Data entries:
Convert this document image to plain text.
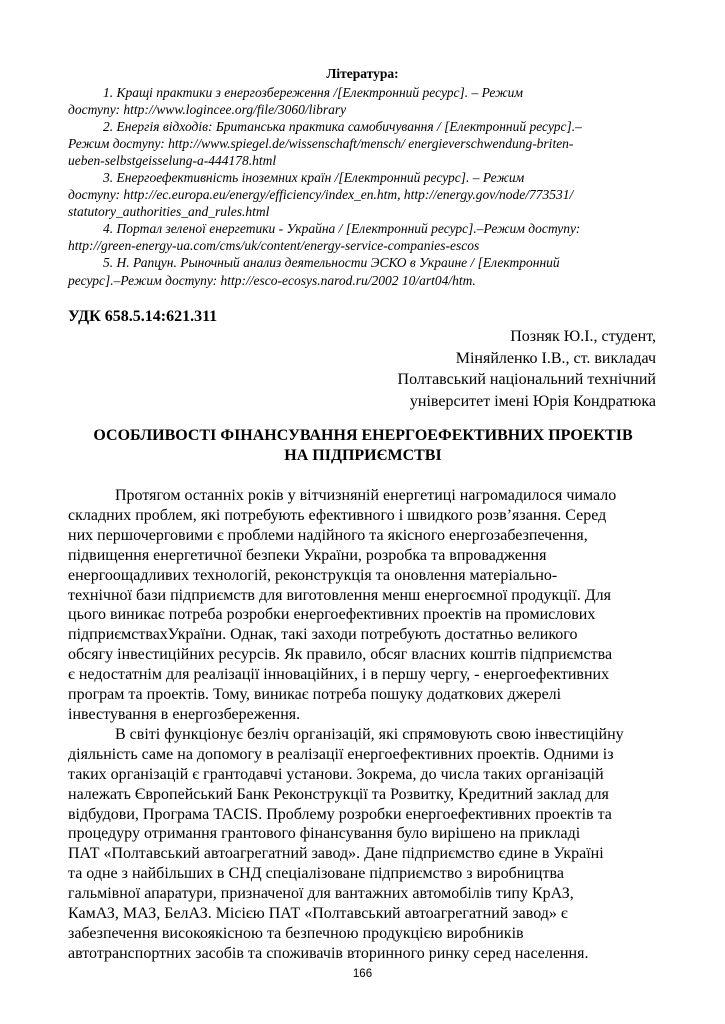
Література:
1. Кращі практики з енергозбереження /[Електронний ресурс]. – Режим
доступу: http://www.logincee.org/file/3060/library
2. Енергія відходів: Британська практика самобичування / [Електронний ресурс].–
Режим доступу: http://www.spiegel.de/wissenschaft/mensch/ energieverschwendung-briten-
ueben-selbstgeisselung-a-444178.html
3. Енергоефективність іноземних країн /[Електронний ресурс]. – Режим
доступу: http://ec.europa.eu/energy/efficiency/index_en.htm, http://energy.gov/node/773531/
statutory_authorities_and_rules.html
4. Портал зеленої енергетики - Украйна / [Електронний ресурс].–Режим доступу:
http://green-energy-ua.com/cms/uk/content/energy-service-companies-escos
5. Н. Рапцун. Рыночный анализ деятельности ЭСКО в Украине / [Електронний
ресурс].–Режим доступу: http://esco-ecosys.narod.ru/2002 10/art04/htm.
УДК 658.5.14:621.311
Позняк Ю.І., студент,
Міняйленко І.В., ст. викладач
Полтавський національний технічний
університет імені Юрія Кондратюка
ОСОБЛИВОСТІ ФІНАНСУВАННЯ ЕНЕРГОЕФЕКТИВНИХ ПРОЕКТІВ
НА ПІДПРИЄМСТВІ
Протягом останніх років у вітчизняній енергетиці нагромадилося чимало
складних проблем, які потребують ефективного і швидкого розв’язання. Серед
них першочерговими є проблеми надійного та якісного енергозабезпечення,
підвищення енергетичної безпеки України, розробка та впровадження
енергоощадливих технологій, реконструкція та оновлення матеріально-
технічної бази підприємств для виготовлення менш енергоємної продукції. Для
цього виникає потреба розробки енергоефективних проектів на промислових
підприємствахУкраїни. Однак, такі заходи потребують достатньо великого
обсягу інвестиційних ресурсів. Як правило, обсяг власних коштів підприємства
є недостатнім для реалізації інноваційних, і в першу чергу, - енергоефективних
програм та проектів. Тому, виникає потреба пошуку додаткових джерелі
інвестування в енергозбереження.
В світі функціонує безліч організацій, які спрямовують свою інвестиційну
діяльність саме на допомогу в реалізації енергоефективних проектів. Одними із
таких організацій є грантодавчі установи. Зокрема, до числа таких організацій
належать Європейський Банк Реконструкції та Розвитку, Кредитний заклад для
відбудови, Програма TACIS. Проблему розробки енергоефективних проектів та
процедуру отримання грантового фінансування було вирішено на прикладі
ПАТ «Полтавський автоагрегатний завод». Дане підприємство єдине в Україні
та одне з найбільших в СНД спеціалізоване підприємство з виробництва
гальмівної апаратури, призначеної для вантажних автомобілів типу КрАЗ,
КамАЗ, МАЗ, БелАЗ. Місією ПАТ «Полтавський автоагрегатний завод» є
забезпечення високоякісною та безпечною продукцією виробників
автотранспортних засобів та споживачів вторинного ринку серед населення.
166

### TO BE DONE
Leave every image out, and retype the material exactly.

### OUTPUT OF THE EXERCISE
Convert this document image to plain text.
Література:
1. Кращі практики з енергозбереження /[Електронний ресурс]. – Режим
доступу: http://www.logincee.org/file/3060/library
2. Енергія відходів: Британська практика самобичування / [Електронний ресурс].–
Режим доступу: http://www.spiegel.de/wissenschaft/mensch/ energieverschwendung-briten-
ueben-selbstgeisselung-a-444178.html
3. Енергоефективність іноземних країн /[Електронний ресурс]. – Режим
доступу: http://ec.europa.eu/energy/efficiency/index_en.htm, http://energy.gov/node/773531/
statutory_authorities_and_rules.html
4. Портал зеленої енергетики - Украйна / [Електронний ресурс].–Режим доступу:
http://green-energy-ua.com/cms/uk/content/energy-service-companies-escos
5. Н. Рапцун. Рыночный анализ деятельности ЭСКО в Украине / [Електронний
ресурс].–Режим доступу: http://esco-ecosys.narod.ru/2002 10/art04/htm.
УДК 658.5.14:621.311
Позняк Ю.І., студент,
Міняйленко І.В., ст. викладач
Полтавський національний технічний
університет імені Юрія Кондратюка
ОСОБЛИВОСТІ ФІНАНСУВАННЯ ЕНЕРГОЕФЕКТИВНИХ ПРОЕКТІВ
НА ПІДПРИЄМСТВІ
Протягом останніх років у вітчизняній енергетиці нагромадилося чимало
складних проблем, які потребують ефективного і швидкого розв’язання. Серед
них першочерговими є проблеми надійного та якісного енергозабезпечення,
підвищення енергетичної безпеки України, розробка та впровадження
енергоощадливих технологій, реконструкція та оновлення матеріально-
технічної бази підприємств для виготовлення менш енергоємної продукції. Для
цього виникає потреба розробки енергоефективних проектів на промислових
підприємствахУкраїни. Однак, такі заходи потребують достатньо великого
обсягу інвестиційних ресурсів. Як правило, обсяг власних коштів підприємства
є недостатнім для реалізації інноваційних, і в першу чергу, - енергоефективних
програм та проектів. Тому, виникає потреба пошуку додаткових джерелі
інвестування в енергозбереження.
В світі функціонує безліч організацій, які спрямовують свою інвестиційну
діяльність саме на допомогу в реалізації енергоефективних проектів. Одними із
таких організацій є грантодавчі установи. Зокрема, до числа таких організацій
належать Європейський Банк Реконструкції та Розвитку, Кредитний заклад для
відбудови, Програма TACIS. Проблему розробки енергоефективних проектів та
процедуру отримання грантового фінансування було вирішено на прикладі
ПАТ «Полтавський автоагрегатний завод». Дане підприємство єдине в Україні
та одне з найбільших в СНД спеціалізоване підприємство з виробництва
гальмівної апаратури, призначеної для вантажних автомобілів типу КрАЗ,
КамАЗ, МАЗ, БелАЗ. Місією ПАТ «Полтавський автоагрегатний завод» є
забезпечення високоякісною та безпечною продукцією виробників
автотранспортних засобів та споживачів вторинного ринку серед населення.
166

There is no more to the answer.